- _STATED GOAL A_: List every Apache module that the Apache setup notes enable with an a2enmod command.

If you are using apache, you can run the following commands to make sure all the apache modules you need are activated:

a2enmod ssl
a2enmod proxy
a2enmod proxy_http
a2enmod headers
a2enmod expires
a2enmod wsgi
a2enmod rewrite  # for 14.04

In order to setup the SSL encryption a key to give to apache. The safest option is to get a certicate from a trusted Certificate Authority, but for testing purposes you can generate your own:

    mkdir /etc/<webserver>/ssl
    openssl genrsa 1024 > /etc/<webserver>/ssl/self_signed.key
    chmod 400 /etc/<webserver>/ssl/self_signed.key
    openssl req -new -x509 -nodes -sha1 -days 365 -key
/etc/<webserver>/ssl/self_signed.key > /etc/apache2/ssl/self_signed.cert
    openssl x509 -noout -fingerprint -text <
/etc/<webserver>/ssl/self_signed.cert > /etc/<webserver>/ssl/self_signed.info

<webserver> should be replaced with the appropriate webserver name (ie. apache2 or nginx)

Given that Vidjil is a two-part application, one that serves routes from a server and one that is served statically, we need to configure the apache to do so. Therefore we tell the apache to:

  • Start web2py as a wsgi daemon (allows apache to serve the application).
  • Reserve two virtual hosts (one to be served with ssl encryption, and one not).
  • We configure the first host to serve static content and prevent overriding by the sever (otherwise all routes are redirected through web2py) and to follow symlinks this allows us to symlink to our browser app in the /var/www directory and keep both parts of Vidjil together.

(Dataset items)
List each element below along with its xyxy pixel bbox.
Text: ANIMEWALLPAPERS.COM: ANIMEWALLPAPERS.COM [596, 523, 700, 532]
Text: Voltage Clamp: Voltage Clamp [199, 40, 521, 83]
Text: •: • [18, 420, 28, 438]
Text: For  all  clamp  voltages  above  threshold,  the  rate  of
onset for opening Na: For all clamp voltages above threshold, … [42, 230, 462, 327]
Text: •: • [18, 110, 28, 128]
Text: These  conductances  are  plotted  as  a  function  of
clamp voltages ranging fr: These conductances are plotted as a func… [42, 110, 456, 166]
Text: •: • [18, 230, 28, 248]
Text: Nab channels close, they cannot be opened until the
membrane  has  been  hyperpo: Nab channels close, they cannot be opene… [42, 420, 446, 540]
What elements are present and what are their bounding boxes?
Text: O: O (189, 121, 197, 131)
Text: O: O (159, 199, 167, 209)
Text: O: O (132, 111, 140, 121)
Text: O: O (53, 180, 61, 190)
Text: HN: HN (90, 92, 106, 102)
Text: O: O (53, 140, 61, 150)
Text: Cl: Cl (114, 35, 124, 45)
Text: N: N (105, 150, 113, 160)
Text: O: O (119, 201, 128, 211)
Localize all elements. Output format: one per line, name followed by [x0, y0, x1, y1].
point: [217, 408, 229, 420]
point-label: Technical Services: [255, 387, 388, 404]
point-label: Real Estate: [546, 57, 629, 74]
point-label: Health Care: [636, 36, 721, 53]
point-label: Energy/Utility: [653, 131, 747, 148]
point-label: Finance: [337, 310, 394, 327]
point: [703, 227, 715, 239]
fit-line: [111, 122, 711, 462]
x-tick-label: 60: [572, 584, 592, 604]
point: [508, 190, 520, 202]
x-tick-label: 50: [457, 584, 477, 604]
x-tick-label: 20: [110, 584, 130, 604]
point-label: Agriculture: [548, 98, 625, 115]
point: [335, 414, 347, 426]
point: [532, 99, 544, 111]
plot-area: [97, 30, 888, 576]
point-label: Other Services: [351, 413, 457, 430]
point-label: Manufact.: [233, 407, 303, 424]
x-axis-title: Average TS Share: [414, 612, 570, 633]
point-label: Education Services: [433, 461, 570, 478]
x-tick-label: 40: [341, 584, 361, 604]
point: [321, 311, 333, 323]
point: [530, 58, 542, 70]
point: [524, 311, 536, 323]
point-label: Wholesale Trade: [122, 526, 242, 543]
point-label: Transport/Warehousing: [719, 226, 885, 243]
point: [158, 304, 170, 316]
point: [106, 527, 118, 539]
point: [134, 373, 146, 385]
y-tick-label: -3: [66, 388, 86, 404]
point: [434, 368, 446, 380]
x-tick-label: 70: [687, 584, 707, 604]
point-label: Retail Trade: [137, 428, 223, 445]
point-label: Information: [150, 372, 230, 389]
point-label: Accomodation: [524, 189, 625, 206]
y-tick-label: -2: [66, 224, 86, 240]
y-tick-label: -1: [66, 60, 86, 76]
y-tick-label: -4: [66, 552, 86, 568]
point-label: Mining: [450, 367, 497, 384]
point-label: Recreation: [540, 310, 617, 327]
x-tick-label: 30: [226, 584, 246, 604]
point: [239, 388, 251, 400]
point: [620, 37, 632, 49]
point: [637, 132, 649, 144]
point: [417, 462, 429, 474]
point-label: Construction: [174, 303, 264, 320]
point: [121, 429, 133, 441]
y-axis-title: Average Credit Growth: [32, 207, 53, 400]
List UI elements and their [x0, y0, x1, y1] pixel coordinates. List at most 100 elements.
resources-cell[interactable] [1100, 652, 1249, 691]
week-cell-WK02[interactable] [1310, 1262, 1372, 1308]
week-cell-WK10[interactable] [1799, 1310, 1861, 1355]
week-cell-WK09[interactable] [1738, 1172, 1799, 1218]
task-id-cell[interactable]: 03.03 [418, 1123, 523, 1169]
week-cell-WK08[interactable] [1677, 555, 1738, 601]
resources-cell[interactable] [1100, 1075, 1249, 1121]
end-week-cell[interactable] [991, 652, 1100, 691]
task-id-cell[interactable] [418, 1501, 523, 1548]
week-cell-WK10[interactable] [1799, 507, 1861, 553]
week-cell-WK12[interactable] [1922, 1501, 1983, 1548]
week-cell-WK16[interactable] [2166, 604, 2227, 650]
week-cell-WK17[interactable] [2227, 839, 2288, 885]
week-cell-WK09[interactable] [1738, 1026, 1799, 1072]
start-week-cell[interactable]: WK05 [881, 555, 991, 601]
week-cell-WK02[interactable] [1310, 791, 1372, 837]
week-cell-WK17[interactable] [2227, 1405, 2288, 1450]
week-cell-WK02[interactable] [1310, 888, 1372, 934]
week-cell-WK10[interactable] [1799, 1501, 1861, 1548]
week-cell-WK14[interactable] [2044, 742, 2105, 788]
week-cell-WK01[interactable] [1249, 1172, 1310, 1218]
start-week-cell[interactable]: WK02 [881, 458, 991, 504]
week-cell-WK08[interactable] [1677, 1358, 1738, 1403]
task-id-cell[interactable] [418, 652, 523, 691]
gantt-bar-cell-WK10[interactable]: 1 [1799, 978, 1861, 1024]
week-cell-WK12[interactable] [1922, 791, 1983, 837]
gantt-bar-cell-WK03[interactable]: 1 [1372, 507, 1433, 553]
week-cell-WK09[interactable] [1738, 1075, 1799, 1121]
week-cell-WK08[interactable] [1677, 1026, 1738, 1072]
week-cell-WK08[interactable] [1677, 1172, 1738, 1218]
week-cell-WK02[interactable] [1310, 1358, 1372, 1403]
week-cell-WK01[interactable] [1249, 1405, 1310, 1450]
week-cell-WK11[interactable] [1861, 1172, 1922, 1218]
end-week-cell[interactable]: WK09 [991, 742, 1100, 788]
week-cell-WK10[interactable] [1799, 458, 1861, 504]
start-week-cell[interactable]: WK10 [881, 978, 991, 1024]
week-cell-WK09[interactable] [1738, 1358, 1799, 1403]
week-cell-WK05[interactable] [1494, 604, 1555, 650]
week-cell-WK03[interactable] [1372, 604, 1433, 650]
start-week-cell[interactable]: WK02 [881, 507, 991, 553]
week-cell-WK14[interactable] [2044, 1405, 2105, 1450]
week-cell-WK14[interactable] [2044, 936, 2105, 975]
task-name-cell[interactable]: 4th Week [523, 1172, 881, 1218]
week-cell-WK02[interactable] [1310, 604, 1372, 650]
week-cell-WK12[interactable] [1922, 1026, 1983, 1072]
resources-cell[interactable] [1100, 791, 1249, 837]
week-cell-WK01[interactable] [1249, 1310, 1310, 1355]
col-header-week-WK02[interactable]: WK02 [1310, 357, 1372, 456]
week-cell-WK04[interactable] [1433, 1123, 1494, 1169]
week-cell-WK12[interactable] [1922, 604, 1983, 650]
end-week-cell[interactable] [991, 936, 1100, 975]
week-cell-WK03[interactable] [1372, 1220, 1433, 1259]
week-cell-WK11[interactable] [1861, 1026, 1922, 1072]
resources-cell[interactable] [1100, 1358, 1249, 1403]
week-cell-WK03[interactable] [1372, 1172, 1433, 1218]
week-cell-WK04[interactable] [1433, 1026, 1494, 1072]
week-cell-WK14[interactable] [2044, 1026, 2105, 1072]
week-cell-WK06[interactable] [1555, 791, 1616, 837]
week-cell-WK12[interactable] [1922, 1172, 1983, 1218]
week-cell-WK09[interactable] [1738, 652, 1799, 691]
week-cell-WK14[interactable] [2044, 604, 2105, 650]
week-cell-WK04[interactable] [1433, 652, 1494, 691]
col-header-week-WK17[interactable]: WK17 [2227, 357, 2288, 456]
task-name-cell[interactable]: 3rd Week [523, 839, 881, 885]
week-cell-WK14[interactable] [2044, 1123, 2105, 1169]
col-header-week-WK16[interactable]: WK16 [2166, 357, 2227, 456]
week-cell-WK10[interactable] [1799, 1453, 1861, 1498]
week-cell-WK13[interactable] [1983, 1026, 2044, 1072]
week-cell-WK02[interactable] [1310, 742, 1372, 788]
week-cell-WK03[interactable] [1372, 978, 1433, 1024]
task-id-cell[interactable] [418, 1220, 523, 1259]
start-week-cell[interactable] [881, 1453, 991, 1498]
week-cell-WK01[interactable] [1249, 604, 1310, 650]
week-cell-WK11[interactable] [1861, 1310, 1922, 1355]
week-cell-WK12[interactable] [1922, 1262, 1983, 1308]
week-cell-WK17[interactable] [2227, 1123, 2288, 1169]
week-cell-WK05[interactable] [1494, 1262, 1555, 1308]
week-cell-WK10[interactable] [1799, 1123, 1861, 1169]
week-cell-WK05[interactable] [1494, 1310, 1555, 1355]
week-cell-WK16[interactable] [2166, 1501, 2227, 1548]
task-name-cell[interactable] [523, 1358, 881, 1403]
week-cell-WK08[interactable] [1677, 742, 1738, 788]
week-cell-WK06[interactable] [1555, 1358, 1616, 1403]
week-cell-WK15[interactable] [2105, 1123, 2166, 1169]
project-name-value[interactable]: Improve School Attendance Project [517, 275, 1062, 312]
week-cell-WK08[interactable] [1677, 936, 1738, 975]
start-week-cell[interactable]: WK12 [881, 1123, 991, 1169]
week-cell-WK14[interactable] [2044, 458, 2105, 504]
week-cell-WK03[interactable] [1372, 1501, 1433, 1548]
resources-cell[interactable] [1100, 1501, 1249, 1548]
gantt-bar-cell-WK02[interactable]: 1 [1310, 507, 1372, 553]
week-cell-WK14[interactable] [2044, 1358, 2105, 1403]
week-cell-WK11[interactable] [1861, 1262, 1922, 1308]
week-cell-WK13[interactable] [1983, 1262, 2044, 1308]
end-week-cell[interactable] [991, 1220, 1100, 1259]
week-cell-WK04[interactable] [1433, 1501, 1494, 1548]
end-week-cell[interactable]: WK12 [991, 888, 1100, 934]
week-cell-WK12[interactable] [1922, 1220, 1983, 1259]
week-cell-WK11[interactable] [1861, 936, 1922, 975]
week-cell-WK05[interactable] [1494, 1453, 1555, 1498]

- _STATED GOAL B_: Copy the dataset items listing word for word, from its first line through the line that contains "point: [703, 227, 715, 239]", including that line.

- _EXERCISE OUTPUT A_:
ssl
proxy
proxy_http
headers
expires
wsgi
rewrite

- _EXERCISE OUTPUT B_:
List each element below along with its xyxy pixel bbox.
Text: ANIMEWALLPAPERS.COM: ANIMEWALLPAPERS.COM [596, 523, 700, 532]
Text: Voltage Clamp: Voltage Clamp [199, 40, 521, 83]
Text: •: • [18, 420, 28, 438]
Text: For  all  clamp  voltages  above  threshold,  the  rate  of
onset for opening Na: For all clamp voltages above threshold, … [42, 230, 462, 327]
Text: •: • [18, 110, 28, 128]
Text: These  conductances  are  plotted  as  a  function  of
clamp voltages ranging fr: These conductances are plotted as a func… [42, 110, 456, 166]
Text: •: • [18, 230, 28, 248]
Text: Nab channels close, they cannot be opened until the
membrane  has  been  hyperpo: Nab channels close, they cannot be opene… [42, 420, 446, 540]
What elements are present and what are their bounding boxes?
Text: O: O (189, 121, 197, 131)
Text: O: O (159, 199, 167, 209)
Text: O: O (132, 111, 140, 121)
Text: O: O (53, 180, 61, 190)
Text: HN: HN (90, 92, 106, 102)
Text: O: O (53, 140, 61, 150)
Text: Cl: Cl (114, 35, 124, 45)
Text: N: N (105, 150, 113, 160)
Text: O: O (119, 201, 128, 211)
Localize all elements. Output format: one per line, name followed by [x0, y0, x1, y1].
point: [217, 408, 229, 420]
point-label: Technical Services: [255, 387, 388, 404]
point-label: Real Estate: [546, 57, 629, 74]
point-label: Health Care: [636, 36, 721, 53]
point-label: Energy/Utility: [653, 131, 747, 148]
point-label: Finance: [337, 310, 394, 327]
point: [703, 227, 715, 239]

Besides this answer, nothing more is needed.